--- INFORMATION GIVEN ---

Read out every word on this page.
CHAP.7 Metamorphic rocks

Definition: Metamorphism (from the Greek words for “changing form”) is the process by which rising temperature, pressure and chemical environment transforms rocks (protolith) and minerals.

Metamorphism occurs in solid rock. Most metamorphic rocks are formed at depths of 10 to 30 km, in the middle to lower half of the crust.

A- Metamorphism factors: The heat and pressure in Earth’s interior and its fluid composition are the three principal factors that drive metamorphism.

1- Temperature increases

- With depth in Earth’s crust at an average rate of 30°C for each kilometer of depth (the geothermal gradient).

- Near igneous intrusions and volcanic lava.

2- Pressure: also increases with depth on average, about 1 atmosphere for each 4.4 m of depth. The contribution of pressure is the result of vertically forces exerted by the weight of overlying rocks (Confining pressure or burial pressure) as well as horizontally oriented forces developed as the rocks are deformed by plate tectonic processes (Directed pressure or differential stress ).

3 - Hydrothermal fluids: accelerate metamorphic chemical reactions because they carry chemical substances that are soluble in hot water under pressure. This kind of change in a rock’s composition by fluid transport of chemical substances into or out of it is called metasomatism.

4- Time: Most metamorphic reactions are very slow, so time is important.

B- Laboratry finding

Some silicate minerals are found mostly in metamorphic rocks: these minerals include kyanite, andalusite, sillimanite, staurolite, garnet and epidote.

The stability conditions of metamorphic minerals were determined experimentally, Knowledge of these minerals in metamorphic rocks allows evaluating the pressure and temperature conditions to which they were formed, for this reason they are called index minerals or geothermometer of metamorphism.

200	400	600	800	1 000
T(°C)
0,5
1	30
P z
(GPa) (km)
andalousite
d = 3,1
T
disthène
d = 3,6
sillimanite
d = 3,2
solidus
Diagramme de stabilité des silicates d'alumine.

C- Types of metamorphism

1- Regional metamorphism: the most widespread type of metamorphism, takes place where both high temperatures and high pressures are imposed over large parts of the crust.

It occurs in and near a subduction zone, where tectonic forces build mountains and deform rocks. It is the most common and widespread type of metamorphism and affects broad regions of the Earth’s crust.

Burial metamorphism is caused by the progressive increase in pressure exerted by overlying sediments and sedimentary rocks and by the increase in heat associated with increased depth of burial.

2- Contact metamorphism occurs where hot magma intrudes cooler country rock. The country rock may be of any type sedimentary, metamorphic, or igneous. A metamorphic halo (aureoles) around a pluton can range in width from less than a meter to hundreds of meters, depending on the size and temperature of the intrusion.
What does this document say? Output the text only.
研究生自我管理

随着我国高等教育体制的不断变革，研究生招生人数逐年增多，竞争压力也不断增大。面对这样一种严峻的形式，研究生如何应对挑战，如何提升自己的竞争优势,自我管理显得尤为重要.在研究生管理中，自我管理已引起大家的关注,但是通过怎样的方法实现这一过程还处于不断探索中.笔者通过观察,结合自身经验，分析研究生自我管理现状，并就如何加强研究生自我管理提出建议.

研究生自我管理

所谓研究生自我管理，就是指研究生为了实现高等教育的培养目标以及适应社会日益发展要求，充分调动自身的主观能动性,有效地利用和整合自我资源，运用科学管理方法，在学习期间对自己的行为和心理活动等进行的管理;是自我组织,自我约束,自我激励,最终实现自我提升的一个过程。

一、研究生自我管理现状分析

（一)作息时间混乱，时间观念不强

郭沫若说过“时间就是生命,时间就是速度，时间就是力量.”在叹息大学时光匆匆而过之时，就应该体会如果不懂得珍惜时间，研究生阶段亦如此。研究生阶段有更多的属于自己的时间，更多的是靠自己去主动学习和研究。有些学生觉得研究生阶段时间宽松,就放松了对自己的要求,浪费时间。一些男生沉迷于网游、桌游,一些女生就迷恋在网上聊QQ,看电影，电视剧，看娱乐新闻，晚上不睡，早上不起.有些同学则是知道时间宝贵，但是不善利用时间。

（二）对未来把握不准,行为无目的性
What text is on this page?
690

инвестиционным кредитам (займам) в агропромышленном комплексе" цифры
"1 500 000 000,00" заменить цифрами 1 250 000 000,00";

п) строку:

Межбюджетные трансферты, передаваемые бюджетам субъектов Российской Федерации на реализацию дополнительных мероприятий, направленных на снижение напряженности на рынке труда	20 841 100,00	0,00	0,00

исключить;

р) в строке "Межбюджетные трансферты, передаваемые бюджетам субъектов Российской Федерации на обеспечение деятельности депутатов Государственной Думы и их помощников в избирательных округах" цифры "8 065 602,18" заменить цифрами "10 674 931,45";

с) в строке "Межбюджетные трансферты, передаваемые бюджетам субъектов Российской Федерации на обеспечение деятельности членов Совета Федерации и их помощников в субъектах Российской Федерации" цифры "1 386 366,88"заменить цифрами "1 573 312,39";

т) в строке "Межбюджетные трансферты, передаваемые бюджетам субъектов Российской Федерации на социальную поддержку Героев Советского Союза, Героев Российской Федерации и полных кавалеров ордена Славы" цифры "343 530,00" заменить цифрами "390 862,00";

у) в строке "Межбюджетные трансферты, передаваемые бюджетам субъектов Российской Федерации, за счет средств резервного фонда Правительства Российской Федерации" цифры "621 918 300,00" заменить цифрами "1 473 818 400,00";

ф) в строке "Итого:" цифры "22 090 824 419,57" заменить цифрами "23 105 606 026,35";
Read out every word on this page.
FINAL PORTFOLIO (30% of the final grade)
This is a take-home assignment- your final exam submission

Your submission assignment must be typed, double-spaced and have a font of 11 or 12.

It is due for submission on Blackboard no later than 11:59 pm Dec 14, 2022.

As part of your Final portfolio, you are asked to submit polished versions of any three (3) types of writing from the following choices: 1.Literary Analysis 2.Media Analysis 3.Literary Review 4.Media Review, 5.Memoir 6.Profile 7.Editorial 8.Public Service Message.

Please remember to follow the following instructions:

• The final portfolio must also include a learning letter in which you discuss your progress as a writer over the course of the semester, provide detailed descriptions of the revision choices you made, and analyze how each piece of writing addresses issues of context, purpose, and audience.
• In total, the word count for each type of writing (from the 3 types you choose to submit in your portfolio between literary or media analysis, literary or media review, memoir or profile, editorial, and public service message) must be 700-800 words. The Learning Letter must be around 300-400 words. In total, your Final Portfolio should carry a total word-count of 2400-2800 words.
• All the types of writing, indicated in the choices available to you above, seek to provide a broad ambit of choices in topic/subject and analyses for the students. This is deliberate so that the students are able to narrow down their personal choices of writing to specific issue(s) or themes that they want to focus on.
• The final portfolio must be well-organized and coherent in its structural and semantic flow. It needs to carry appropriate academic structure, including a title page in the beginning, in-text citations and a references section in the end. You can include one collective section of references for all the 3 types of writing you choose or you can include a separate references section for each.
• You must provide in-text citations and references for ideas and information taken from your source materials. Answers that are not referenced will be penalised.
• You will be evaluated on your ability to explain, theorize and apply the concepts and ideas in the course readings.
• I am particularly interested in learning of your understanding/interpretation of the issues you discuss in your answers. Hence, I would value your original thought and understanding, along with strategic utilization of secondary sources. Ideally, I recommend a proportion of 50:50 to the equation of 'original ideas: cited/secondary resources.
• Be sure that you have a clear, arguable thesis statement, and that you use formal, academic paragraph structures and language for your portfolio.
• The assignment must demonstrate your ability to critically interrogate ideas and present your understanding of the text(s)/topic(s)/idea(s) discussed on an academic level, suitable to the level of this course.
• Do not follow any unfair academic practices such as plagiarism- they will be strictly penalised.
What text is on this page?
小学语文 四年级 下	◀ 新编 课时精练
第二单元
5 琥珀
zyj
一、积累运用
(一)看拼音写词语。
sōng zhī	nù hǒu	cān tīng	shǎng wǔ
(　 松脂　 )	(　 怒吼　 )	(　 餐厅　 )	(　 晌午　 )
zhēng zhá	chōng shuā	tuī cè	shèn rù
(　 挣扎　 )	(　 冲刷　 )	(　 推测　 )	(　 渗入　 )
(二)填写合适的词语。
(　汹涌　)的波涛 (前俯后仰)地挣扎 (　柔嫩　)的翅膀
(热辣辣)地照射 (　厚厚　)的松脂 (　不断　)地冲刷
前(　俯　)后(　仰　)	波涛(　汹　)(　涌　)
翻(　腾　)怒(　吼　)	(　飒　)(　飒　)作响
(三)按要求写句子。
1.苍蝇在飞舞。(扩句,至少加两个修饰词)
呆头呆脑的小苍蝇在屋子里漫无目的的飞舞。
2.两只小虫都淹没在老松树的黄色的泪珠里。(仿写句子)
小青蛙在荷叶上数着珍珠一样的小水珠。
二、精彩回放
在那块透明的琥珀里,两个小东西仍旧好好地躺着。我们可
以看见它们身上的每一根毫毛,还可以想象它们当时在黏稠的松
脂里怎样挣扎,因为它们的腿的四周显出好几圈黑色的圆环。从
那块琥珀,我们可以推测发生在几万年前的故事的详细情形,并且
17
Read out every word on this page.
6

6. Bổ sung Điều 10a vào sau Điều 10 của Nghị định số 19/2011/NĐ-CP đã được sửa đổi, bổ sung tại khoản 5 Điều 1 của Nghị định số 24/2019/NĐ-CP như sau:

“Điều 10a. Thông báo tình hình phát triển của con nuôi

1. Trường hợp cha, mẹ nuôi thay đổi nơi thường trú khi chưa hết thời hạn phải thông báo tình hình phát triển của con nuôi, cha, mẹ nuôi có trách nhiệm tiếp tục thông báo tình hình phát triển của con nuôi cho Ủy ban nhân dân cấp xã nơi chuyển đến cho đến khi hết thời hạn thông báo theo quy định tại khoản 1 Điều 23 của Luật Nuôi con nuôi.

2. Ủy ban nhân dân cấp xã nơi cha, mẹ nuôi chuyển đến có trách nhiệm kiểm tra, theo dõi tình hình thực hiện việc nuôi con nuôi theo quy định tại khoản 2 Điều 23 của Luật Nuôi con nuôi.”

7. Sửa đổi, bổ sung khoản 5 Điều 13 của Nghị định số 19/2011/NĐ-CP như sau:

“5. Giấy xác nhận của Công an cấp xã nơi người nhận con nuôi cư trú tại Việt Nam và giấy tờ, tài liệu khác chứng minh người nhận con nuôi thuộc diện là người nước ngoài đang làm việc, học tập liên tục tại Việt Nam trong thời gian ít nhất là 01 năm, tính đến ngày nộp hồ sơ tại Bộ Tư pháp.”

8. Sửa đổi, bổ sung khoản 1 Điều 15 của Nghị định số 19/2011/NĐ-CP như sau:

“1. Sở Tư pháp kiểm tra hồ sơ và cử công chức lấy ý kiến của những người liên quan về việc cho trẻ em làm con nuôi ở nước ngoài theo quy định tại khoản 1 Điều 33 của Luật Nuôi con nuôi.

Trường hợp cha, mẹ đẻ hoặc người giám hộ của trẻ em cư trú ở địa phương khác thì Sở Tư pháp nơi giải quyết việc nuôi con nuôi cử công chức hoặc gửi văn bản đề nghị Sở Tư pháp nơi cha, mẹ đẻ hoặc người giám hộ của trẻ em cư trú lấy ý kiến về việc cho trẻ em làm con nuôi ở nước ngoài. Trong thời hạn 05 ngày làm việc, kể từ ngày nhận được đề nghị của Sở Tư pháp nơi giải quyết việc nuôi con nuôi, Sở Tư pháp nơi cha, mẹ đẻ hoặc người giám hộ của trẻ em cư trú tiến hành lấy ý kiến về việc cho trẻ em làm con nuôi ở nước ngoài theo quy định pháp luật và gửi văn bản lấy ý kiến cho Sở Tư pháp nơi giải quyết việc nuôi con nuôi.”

--- GOAL OF THE EXERCISE ---
For each line of the listing that holds the word "chức", show that line.

--- RESPONSE BELOW ---
“1. Sở Tư pháp kiểm tra hồ sơ và cử công chức lấy ý kiến của những người liên quan về việc cho trẻ em làm con nuôi ở nước ngoài theo quy định tại khoản 1 Điều 33 của Luật Nuôi con nuôi.
Trường hợp cha, mẹ đẻ hoặc người giám hộ của trẻ em cư trú ở địa phương khác thì Sở Tư pháp nơi giải quyết việc nuôi con nuôi cử công chức hoặc gửi văn bản đề nghị Sở Tư pháp nơi cha, mẹ đẻ hoặc người giám hộ của trẻ em cư trú lấy ý kiến về việc cho trẻ em làm con nuôi ở nước ngoài. Trong thời hạn 05 ngày làm việc, kể từ ngày nhận được đề nghị của Sở Tư pháp nơi giải quyết việc nuôi con nuôi, Sở Tư pháp nơi cha, mẹ đẻ hoặc người giám hộ của trẻ em cư trú tiến hành lấy ý kiến về việc cho trẻ em làm con nuôi ở nước ngoài theo quy định pháp luật và gửi văn bản lấy ý kiến cho Sở Tư pháp nơi giải quyết việc nuôi con nuôi.”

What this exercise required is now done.